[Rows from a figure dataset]
::::
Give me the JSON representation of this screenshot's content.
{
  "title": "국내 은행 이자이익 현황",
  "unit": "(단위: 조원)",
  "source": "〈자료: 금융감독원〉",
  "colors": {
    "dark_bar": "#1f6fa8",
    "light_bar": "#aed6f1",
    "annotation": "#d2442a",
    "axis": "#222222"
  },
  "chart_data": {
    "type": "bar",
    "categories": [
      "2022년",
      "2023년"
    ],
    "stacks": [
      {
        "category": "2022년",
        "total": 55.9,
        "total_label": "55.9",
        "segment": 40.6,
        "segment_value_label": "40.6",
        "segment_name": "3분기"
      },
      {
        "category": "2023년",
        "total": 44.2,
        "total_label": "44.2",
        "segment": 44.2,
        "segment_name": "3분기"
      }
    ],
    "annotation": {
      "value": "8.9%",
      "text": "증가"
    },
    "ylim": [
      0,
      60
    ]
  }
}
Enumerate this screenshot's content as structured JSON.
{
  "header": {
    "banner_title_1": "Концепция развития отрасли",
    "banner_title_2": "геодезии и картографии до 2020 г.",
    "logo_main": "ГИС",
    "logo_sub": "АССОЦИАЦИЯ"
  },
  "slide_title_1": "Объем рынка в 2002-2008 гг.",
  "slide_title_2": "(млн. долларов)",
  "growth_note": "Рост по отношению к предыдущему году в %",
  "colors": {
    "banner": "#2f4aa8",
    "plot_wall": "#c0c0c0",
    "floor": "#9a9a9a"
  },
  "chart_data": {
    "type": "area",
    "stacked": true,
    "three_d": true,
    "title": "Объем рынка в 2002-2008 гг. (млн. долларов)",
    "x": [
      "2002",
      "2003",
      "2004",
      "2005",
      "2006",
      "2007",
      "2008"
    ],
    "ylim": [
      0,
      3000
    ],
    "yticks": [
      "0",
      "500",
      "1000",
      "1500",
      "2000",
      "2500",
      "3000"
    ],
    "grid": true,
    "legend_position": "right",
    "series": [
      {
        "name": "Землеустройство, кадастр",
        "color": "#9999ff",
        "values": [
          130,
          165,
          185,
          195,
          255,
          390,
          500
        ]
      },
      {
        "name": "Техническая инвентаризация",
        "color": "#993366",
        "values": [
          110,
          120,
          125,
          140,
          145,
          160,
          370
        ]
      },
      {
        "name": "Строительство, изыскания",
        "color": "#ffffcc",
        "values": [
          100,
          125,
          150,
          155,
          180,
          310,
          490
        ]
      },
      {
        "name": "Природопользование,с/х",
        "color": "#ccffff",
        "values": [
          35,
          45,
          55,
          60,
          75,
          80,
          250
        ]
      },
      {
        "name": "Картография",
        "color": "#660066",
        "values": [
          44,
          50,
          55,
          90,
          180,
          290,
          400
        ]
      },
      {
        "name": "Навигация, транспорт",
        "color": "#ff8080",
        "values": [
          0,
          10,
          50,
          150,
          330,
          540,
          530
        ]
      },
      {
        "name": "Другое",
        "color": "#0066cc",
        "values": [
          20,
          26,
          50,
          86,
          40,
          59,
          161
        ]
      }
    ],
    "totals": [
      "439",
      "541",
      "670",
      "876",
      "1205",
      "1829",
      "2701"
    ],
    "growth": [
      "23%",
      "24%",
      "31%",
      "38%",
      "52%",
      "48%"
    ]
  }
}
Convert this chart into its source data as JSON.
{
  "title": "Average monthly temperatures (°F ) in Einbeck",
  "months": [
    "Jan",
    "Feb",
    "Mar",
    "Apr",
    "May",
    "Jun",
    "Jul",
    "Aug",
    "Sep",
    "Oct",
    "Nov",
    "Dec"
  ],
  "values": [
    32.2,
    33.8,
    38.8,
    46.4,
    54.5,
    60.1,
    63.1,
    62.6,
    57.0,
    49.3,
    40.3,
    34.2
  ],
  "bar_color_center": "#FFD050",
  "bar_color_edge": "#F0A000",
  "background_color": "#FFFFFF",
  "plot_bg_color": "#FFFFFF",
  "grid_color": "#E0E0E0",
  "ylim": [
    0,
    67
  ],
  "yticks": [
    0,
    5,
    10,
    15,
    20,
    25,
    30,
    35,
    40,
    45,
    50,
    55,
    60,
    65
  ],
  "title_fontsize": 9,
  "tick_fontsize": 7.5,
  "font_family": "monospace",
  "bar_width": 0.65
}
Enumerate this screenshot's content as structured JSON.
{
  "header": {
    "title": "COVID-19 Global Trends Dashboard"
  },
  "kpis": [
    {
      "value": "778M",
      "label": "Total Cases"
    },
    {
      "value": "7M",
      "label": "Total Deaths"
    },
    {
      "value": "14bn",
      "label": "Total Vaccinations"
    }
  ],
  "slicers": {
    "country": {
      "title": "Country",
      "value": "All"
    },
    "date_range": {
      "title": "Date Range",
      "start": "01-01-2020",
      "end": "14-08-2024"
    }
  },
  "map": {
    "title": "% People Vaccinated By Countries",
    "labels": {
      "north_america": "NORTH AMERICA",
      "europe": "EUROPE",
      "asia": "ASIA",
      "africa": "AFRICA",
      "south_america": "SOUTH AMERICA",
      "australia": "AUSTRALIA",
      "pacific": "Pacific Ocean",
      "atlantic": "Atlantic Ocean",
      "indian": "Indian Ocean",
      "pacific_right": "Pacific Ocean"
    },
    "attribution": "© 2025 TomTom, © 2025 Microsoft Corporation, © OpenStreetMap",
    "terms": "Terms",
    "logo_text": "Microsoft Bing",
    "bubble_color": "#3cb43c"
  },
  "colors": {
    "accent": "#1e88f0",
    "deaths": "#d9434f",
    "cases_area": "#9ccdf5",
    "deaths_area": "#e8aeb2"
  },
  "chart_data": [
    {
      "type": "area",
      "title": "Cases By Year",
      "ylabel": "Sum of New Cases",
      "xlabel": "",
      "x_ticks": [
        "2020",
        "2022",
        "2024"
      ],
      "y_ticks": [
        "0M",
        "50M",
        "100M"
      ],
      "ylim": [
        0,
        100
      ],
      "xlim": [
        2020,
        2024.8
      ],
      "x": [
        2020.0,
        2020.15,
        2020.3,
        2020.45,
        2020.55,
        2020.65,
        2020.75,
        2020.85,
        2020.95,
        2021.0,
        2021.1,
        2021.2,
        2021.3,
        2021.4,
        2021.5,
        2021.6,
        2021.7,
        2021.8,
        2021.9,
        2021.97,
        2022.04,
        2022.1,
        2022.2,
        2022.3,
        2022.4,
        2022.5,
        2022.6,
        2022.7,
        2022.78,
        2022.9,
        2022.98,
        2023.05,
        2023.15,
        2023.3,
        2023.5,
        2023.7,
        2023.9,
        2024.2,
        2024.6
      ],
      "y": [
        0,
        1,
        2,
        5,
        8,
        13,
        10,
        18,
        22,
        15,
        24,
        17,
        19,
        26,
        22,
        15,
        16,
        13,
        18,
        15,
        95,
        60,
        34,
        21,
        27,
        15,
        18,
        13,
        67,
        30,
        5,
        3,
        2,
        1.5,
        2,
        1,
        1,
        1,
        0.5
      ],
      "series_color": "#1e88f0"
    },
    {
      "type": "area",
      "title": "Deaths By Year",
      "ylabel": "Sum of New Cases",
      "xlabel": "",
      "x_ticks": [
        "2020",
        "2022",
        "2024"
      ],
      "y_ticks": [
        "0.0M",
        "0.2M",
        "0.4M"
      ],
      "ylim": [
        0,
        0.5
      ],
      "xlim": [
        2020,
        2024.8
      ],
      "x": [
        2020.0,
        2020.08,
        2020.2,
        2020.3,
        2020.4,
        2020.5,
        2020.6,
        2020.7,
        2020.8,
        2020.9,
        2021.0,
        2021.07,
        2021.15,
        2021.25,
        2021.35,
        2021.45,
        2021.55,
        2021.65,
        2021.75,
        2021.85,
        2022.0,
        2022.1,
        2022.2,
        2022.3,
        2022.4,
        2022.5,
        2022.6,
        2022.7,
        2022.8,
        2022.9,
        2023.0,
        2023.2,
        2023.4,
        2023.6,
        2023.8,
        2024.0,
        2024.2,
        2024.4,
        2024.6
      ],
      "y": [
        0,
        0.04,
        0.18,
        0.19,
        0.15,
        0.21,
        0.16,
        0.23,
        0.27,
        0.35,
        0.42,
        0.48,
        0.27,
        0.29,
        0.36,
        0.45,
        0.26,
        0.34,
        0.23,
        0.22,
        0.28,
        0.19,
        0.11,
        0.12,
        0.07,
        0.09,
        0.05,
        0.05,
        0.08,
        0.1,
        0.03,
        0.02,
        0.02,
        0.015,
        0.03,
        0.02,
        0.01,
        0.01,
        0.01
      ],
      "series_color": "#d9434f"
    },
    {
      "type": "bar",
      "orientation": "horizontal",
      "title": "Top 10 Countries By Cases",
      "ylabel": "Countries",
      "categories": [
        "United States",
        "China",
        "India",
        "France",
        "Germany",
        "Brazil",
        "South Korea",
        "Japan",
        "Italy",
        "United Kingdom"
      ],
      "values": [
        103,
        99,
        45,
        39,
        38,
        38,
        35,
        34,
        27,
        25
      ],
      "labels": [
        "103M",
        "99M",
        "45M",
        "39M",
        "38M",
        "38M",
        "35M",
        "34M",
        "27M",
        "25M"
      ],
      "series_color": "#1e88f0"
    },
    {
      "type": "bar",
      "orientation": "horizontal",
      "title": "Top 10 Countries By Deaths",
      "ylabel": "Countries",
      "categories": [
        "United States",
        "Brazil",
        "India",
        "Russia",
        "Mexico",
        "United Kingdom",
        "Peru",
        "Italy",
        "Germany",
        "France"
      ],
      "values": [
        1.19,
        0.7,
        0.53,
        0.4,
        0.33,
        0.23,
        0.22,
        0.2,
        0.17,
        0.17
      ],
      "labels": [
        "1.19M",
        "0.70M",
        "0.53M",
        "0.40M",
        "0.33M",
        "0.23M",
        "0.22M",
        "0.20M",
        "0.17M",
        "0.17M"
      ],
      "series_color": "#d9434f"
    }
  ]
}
::::
§ Brief
In the records above, tally the lines where the word "AMERICA" appears, and give the number and nothing else.

§ Task answer
2